# Excerpted data start

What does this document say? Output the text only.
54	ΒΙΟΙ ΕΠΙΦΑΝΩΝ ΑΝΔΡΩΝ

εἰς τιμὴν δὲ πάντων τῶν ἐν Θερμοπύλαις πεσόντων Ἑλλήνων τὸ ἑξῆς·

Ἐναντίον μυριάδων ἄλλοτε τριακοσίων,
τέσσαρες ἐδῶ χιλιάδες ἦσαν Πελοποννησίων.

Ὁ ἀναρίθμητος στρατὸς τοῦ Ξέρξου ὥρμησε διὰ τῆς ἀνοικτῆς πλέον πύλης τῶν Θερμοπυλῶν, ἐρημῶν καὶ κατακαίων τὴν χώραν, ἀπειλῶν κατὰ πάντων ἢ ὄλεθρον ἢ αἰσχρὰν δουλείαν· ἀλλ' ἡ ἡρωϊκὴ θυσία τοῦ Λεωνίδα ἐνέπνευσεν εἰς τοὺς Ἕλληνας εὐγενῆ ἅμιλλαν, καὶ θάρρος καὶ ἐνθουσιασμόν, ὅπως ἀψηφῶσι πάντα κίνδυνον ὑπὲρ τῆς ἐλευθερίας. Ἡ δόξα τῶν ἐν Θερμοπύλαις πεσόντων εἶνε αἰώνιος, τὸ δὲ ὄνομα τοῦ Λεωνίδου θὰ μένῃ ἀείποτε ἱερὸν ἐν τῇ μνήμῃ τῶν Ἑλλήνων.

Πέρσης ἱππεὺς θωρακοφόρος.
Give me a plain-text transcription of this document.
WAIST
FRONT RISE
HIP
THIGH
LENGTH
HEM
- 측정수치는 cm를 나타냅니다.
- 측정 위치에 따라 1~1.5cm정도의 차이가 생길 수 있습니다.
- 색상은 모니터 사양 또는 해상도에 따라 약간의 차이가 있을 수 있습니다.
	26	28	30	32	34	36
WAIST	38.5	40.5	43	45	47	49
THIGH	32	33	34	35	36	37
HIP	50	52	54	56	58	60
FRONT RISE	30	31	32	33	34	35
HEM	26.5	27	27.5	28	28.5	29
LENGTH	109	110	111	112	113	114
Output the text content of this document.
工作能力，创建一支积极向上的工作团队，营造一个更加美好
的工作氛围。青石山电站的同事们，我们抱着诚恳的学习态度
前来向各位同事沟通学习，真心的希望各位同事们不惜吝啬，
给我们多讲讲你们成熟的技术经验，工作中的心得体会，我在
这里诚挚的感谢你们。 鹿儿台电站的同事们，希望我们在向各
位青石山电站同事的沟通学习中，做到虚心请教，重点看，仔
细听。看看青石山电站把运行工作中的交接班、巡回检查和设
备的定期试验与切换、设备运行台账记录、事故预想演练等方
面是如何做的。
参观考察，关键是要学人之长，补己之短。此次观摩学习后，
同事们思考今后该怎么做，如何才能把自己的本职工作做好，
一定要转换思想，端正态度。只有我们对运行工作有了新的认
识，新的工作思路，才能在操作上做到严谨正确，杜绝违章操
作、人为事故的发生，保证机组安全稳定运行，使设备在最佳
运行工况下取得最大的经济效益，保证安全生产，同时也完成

# Excerpted data end

• Instructions for the task:
Copy each line of the records containing the string "LENGTH".

• Written solution:
LENGTH
LENGTH	109	110	111	112	113	114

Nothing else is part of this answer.